WHAT THE TASK ASKS>
Without altering anything, repeat each of the records.
================================
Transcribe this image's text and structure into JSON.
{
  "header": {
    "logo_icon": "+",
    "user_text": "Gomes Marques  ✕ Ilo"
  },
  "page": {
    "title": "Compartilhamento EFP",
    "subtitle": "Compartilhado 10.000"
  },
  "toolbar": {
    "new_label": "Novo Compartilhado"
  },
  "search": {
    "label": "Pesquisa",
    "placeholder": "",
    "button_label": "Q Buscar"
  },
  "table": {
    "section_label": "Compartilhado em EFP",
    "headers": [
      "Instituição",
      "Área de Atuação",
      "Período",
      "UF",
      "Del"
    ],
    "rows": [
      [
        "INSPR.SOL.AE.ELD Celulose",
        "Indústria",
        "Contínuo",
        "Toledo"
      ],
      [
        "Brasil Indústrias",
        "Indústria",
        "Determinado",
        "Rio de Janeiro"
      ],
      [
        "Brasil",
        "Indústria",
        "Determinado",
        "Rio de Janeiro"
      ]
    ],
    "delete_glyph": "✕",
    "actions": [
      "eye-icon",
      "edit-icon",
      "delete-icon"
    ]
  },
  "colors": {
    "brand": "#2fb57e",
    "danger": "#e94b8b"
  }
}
================================
REPLY TO THE TASK>
Transcribe this image's text and structure into JSON.
{
  "header": {
    "logo_icon": "+",
    "user_text": "Gomes Marques  ✕ Ilo"
  },
  "page": {
    "title": "Compartilhamento EFP",
    "subtitle": "Compartilhado 10.000"
  },
  "toolbar": {
    "new_label": "Novo Compartilhado"
  },
  "search": {
    "label": "Pesquisa",
    "placeholder": "",
    "button_label": "Q Buscar"
  },
  "table": {
    "section_label": "Compartilhado em EFP",
    "headers": [
      "Instituição",
      "Área de Atuação",
      "Período",
      "UF",
      "Del"
    ],
    "rows": [
      [
        "INSPR.SOL.AE.ELD Celulose",
        "Indústria",
        "Contínuo",
        "Toledo"
      ],
      [
        "Brasil Indústrias",
        "Indústria",
        "Determinado",
        "Rio de Janeiro"
      ],
      [
        "Brasil",
        "Indústria",
        "Determinado",
        "Rio de Janeiro"
      ]
    ],
    "delete_glyph": "✕",
    "actions": [
      "eye-icon",
      "edit-icon",
      "delete-icon"
    ]
  },
  "colors": {
    "brand": "#2fb57e",
    "danger": "#e94b8b"
  }
}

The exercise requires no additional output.